# Challenge:
Set out every line bearing the string "true".

Raw records:
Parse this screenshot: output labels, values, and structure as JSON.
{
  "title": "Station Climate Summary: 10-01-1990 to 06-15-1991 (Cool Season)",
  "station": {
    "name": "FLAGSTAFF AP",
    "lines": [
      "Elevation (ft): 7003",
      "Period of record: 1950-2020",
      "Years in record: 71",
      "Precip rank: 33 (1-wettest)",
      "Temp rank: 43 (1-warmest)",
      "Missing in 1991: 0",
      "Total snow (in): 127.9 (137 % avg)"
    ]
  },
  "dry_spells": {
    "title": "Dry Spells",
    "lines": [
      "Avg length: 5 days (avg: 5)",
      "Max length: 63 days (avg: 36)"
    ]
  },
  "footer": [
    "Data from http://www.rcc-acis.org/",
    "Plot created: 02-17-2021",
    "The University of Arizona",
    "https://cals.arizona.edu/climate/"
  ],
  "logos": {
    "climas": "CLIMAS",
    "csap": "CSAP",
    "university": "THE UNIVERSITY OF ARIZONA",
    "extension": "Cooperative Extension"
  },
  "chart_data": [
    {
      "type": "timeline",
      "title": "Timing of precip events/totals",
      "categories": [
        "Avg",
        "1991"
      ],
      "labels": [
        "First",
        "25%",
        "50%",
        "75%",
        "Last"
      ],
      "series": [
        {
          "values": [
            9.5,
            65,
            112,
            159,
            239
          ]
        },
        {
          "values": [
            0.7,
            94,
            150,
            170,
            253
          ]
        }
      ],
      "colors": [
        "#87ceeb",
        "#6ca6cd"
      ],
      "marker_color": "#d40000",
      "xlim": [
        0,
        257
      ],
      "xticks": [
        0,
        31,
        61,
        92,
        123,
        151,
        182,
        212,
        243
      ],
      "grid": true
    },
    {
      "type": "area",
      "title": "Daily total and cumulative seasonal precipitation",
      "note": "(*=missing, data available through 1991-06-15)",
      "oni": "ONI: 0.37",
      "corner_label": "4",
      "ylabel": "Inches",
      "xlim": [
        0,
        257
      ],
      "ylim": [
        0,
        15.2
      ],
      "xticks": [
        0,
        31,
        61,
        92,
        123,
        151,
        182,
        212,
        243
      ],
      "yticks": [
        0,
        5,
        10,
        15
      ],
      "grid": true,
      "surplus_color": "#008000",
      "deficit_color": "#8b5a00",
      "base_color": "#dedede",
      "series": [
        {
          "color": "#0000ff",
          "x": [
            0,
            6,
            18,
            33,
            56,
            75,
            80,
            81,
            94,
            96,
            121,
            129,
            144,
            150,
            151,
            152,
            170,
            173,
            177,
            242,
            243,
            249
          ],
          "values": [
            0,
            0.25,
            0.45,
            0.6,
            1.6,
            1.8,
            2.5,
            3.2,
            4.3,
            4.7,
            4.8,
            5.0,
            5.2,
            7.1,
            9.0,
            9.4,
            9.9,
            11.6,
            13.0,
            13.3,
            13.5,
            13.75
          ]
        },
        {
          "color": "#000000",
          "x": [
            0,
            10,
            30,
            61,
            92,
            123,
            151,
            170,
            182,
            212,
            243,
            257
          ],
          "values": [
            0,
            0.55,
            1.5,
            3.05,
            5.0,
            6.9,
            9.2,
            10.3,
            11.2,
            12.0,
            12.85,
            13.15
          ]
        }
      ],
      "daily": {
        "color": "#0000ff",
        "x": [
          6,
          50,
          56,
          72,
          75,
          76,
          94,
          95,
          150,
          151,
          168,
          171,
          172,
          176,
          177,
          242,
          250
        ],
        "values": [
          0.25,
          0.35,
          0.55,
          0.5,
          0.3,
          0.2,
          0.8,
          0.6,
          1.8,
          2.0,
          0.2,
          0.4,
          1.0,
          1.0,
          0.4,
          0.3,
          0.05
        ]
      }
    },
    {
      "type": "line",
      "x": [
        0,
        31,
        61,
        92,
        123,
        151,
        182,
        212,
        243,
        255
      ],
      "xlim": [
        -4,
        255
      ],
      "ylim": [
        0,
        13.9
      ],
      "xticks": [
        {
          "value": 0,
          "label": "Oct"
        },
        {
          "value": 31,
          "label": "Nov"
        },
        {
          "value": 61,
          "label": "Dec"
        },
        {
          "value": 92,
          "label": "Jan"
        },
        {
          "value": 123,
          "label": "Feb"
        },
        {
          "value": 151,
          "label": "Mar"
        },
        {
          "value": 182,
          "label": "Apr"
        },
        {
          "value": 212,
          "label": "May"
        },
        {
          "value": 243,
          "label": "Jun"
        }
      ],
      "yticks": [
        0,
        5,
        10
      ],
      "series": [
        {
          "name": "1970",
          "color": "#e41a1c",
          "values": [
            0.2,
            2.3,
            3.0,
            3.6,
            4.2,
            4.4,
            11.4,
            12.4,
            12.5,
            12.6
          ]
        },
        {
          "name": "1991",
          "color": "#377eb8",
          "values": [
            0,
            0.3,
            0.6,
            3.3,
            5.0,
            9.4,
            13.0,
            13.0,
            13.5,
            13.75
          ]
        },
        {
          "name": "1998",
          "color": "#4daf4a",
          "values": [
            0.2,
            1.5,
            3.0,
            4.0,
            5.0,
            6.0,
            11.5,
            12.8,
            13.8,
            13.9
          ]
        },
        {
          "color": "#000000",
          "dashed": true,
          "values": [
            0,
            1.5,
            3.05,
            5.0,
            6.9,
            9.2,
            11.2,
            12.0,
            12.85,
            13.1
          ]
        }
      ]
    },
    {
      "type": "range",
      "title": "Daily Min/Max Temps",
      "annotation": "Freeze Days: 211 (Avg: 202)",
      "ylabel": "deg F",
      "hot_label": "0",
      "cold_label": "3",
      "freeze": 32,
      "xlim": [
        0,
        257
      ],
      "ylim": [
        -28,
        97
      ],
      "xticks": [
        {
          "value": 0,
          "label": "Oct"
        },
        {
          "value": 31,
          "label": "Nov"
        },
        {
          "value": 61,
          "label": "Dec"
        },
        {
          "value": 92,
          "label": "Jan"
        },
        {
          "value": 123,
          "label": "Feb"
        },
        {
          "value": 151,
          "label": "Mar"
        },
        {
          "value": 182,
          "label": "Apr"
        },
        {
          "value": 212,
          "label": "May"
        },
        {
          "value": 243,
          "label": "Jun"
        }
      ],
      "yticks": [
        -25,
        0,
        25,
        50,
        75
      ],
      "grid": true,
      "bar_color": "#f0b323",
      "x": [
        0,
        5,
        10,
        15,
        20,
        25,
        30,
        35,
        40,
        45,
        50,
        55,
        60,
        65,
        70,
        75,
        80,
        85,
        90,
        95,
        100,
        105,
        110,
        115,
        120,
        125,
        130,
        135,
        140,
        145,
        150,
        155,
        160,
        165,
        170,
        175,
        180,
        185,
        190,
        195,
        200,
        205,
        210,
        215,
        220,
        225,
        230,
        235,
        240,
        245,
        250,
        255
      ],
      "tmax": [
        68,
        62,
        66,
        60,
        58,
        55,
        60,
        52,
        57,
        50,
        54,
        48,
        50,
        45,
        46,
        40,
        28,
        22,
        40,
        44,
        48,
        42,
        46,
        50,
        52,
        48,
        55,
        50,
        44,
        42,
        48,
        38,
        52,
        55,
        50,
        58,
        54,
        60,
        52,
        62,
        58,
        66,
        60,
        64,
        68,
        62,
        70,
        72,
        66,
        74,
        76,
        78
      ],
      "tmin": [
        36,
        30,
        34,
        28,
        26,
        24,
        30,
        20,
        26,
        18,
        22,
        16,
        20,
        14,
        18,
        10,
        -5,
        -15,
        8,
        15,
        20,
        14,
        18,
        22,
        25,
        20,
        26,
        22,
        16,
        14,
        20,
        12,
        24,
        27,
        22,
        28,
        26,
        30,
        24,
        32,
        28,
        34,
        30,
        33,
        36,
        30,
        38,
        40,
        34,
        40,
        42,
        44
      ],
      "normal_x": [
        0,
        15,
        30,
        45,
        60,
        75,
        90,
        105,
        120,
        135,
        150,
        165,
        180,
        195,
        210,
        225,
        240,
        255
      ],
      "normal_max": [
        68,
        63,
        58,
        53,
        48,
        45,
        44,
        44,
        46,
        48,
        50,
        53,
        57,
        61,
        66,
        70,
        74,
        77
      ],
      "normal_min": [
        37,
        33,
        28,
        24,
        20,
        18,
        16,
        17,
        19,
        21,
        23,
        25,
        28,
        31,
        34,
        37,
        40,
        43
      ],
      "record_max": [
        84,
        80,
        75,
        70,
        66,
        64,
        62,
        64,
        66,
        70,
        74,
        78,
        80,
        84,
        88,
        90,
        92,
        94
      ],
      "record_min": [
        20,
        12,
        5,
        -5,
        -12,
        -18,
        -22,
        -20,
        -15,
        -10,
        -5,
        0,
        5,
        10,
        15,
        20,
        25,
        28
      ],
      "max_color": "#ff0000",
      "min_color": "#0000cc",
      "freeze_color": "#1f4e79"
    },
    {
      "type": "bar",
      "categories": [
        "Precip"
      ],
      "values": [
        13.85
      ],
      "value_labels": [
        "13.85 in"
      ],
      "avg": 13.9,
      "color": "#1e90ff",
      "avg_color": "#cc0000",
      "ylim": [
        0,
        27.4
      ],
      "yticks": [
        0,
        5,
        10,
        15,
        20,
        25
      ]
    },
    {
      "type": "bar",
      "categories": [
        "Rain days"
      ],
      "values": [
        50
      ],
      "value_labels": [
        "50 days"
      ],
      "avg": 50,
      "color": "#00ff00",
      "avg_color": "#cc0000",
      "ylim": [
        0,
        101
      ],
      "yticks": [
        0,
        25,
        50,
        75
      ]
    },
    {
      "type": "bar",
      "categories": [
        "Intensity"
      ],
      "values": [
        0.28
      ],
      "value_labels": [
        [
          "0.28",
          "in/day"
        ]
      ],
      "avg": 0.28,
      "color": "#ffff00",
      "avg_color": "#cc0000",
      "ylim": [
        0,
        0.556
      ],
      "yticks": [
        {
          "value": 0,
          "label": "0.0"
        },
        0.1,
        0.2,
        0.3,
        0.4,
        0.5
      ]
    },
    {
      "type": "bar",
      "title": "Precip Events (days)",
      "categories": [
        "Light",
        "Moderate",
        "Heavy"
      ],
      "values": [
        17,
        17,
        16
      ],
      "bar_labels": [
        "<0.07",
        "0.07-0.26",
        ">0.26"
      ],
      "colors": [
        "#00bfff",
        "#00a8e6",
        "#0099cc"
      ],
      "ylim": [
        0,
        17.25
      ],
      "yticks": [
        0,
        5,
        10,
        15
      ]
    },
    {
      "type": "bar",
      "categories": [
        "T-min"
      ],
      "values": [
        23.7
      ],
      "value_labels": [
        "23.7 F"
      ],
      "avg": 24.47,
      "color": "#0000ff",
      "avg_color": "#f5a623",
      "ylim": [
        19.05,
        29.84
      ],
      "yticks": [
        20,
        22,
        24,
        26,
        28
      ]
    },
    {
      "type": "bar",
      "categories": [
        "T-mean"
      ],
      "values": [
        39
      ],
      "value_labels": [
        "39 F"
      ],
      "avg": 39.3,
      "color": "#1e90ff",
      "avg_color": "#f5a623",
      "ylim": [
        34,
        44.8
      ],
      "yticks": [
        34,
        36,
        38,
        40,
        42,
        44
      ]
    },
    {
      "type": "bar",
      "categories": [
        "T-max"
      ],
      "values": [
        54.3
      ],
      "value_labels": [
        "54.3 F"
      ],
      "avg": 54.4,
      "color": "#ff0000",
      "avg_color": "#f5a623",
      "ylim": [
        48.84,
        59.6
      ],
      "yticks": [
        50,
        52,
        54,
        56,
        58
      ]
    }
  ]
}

# Exercise solution:
      "grid": true
      "grid": true,
          "dashed": true,
      "grid": true,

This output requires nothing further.